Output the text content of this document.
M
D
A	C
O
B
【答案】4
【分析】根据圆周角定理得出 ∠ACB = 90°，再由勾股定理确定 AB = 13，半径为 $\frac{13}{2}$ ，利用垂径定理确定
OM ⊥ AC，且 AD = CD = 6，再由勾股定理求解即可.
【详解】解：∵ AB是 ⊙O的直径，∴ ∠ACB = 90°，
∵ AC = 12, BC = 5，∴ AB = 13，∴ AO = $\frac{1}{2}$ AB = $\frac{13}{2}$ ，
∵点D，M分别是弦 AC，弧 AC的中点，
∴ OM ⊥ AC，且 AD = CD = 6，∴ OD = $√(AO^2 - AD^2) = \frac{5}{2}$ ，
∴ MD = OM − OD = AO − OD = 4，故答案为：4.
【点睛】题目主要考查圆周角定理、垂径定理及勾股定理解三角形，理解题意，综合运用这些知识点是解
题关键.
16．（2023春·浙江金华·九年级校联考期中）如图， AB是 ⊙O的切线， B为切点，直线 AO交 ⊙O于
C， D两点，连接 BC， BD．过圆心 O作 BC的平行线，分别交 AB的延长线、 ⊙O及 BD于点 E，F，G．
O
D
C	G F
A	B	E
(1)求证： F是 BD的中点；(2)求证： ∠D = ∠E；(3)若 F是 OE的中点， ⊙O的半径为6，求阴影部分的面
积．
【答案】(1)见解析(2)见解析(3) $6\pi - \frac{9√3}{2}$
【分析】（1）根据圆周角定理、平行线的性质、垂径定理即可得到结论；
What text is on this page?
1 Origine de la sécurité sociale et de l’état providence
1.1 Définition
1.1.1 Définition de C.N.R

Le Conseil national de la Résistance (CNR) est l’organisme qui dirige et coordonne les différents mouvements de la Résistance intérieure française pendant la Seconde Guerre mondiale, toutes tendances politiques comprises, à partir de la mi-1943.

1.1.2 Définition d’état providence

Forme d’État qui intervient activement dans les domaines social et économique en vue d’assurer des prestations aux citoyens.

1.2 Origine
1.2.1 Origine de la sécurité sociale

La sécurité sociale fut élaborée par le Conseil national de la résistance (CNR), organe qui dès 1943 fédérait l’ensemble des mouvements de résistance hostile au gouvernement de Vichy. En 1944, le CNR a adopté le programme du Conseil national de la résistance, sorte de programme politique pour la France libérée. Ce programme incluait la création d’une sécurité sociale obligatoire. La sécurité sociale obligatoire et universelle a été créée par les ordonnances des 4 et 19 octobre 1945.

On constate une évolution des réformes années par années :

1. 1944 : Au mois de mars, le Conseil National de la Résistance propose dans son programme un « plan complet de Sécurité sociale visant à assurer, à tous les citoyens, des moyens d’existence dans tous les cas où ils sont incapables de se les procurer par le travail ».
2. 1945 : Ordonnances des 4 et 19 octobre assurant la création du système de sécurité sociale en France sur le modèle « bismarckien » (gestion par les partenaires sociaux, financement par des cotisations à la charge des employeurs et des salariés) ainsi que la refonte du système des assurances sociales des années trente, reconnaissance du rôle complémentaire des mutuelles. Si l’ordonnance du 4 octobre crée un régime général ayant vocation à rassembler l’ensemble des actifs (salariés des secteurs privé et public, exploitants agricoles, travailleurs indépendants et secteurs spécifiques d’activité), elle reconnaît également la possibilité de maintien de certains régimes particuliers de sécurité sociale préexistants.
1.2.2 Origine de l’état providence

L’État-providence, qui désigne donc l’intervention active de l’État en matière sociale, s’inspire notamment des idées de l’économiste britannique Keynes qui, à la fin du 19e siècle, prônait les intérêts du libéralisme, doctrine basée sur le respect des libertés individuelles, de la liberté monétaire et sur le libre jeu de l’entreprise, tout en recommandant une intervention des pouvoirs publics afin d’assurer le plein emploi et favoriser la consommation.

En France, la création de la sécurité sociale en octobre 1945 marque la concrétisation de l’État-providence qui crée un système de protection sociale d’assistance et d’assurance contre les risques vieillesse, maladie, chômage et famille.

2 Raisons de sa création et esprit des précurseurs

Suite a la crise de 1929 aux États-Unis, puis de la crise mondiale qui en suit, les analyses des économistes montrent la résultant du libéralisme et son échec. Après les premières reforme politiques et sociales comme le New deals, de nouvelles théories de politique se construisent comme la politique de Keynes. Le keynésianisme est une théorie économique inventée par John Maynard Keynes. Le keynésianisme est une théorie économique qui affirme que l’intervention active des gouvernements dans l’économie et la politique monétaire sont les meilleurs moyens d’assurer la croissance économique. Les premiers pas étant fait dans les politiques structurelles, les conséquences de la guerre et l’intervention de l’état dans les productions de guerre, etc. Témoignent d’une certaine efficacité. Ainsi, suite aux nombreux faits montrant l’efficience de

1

------------------------------------------------------------------------

### TASK
Give back the whole listing, word for word.

### RESULT FOR THIS TASK
Output the text content of this document.
M
D
A	C
O
B
【答案】4
【分析】根据圆周角定理得出 ∠ACB = 90°，再由勾股定理确定 AB = 13，半径为 $\frac{13}{2}$ ，利用垂径定理确定
OM ⊥ AC，且 AD = CD = 6，再由勾股定理求解即可.
【详解】解：∵ AB是 ⊙O的直径，∴ ∠ACB = 90°，
∵ AC = 12, BC = 5，∴ AB = 13，∴ AO = $\frac{1}{2}$ AB = $\frac{13}{2}$ ，
∵点D，M分别是弦 AC，弧 AC的中点，
∴ OM ⊥ AC，且 AD = CD = 6，∴ OD = $√(AO^2 - AD^2) = \frac{5}{2}$ ，
∴ MD = OM − OD = AO − OD = 4，故答案为：4.
【点睛】题目主要考查圆周角定理、垂径定理及勾股定理解三角形，理解题意，综合运用这些知识点是解
题关键.
16．（2023春·浙江金华·九年级校联考期中）如图， AB是 ⊙O的切线， B为切点，直线 AO交 ⊙O于
C， D两点，连接 BC， BD．过圆心 O作 BC的平行线，分别交 AB的延长线、 ⊙O及 BD于点 E，F，G．
O
D
C	G F
A	B	E
(1)求证： F是 BD的中点；(2)求证： ∠D = ∠E；(3)若 F是 OE的中点， ⊙O的半径为6，求阴影部分的面
积．
【答案】(1)见解析(2)见解析(3) $6\pi - \frac{9√3}{2}$
【分析】（1）根据圆周角定理、平行线的性质、垂径定理即可得到结论；
What text is on this page?
1 Origine de la sécurité sociale et de l’état providence
1.1 Définition
1.1.1 Définition de C.N.R

Le Conseil national de la Résistance (CNR) est l’organisme qui dirige et coordonne les différents mouvements de la Résistance intérieure française pendant la Seconde Guerre mondiale, toutes tendances politiques comprises, à partir de la mi-1943.

1.1.2 Définition d’état providence

Forme d’État qui intervient activement dans les domaines social et économique en vue d’assurer des prestations aux citoyens.

1.2 Origine
1.2.1 Origine de la sécurité sociale

La sécurité sociale fut élaborée par le Conseil national de la résistance (CNR), organe qui dès 1943 fédérait l’ensemble des mouvements de résistance hostile au gouvernement de Vichy. En 1944, le CNR a adopté le programme du Conseil national de la résistance, sorte de programme politique pour la France libérée. Ce programme incluait la création d’une sécurité sociale obligatoire. La sécurité sociale obligatoire et universelle a été créée par les ordonnances des 4 et 19 octobre 1945.

On constate une évolution des réformes années par années :

1. 1944 : Au mois de mars, le Conseil National de la Résistance propose dans son programme un « plan complet de Sécurité sociale visant à assurer, à tous les citoyens, des moyens d’existence dans tous les cas où ils sont incapables de se les procurer par le travail ».
2. 1945 : Ordonnances des 4 et 19 octobre assurant la création du système de sécurité sociale en France sur le modèle « bismarckien » (gestion par les partenaires sociaux, financement par des cotisations à la charge des employeurs et des salariés) ainsi que la refonte du système des assurances sociales des années trente, reconnaissance du rôle complémentaire des mutuelles. Si l’ordonnance du 4 octobre crée un régime général ayant vocation à rassembler l’ensemble des actifs (salariés des secteurs privé et public, exploitants agricoles, travailleurs indépendants et secteurs spécifiques d’activité), elle reconnaît également la possibilité de maintien de certains régimes particuliers de sécurité sociale préexistants.
1.2.2 Origine de l’état providence

L’État-providence, qui désigne donc l’intervention active de l’État en matière sociale, s’inspire notamment des idées de l’économiste britannique Keynes qui, à la fin du 19e siècle, prônait les intérêts du libéralisme, doctrine basée sur le respect des libertés individuelles, de la liberté monétaire et sur le libre jeu de l’entreprise, tout en recommandant une intervention des pouvoirs publics afin d’assurer le plein emploi et favoriser la consommation.

En France, la création de la sécurité sociale en octobre 1945 marque la concrétisation de l’État-providence qui crée un système de protection sociale d’assistance et d’assurance contre les risques vieillesse, maladie, chômage et famille.

2 Raisons de sa création et esprit des précurseurs

Suite a la crise de 1929 aux États-Unis, puis de la crise mondiale qui en suit, les analyses des économistes montrent la résultant du libéralisme et son échec. Après les premières reforme politiques et sociales comme le New deals, de nouvelles théories de politique se construisent comme la politique de Keynes. Le keynésianisme est une théorie économique inventée par John Maynard Keynes. Le keynésianisme est une théorie économique qui affirme que l’intervention active des gouvernements dans l’économie et la politique monétaire sont les meilleurs moyens d’assurer la croissance économique. Les premiers pas étant fait dans les politiques structurelles, les conséquences de la guerre et l’intervention de l’état dans les productions de guerre, etc. Témoignent d’une certaine efficacité. Ainsi, suite aux nombreux faits montrant l’efficience de

1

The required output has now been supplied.